Given text:

Wednesday, August 29, 2007
Running With Scissors
Tuesday, August 28, 2007
Waking Up
I suppose you could call what I've been going through a period of depression. I know I've been shut down emotionally and didn't have the "oomph" to do much of anything other than the bare requirements.
I'm still not totally "there." But slowly, I feel like I'm returning. Things are by no means calming down in my life, but at least we are getting back to a regular routine, which is good for me. By the end of the week I hope to be back in the swing of things.
Thursday, August 23, 2007
P*ssing Around
Thursday, August 16, 2007
My Apologies
Maybe it's because my eating is all out of whack right now and I'm in avoidance/denial mode. Perhaps I don't want to read about someone else's mindful eating or successful diet because I don't have a good handle on my own "stuff" right now.
But I know I'll be back, because I do miss hearing how everyone's doing. So bear with me and I'll be back on track in Blog Land soon.
Vacation Time Is Over
I love my husband, but this week went way too fast. I am guilty of enjoying these past seven spouse-free days. No adult-sized socks to pick up (still had some kid ones), no tissues to pick up around all the trash cans throughout the house, no newspapers to pick up off the bathroom floor, and no mountains of dishes to wash. No father-daughter evening altercations that usually result in tears and slammed doors (the daughter, not the father), no bedtime conversations that get me aggravated or worked up and unable to sleep while Hubby rolls over and immediately starts snoring.
Yes, there were things I missed: his "I love you"s, hugs and kisses; his cute phone calls (he forgot his cell phone charger or I probably would have heard from him more). I had to scramble to find people to watch Mabel in the mornings while I was at work, had to deal with all the dog duties by myself, and I haven't had time to mow the lawn, so I realize how much he does help me around the house. And I've been totally nonchalant about supper this past week, so I do look forward to his good cooking when he gets back.

Exercise instructions: The blog's entry "Vacation Time Is Over" names things that were absent during the seven spouse-free days, each introduced by the word "no." List every one of them.

Material provided:

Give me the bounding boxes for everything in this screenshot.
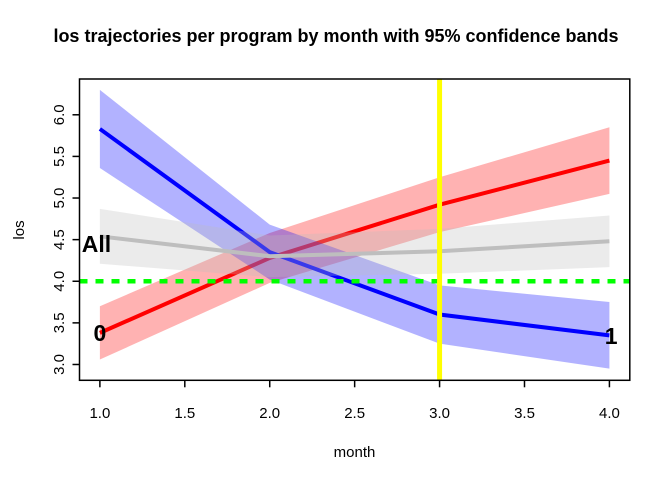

Exercise answer:
1. Adult-sized socks to pick up
2. Tissues to pick up around all the trash cans throughout the house
3. Newspapers to pick up off the bathroom floor
4. Mountains of dishes to wash
5. Father-daughter evening altercations that usually result in tears and slammed doors
6. Bedtime conversations that cause aggravation and sleeplessness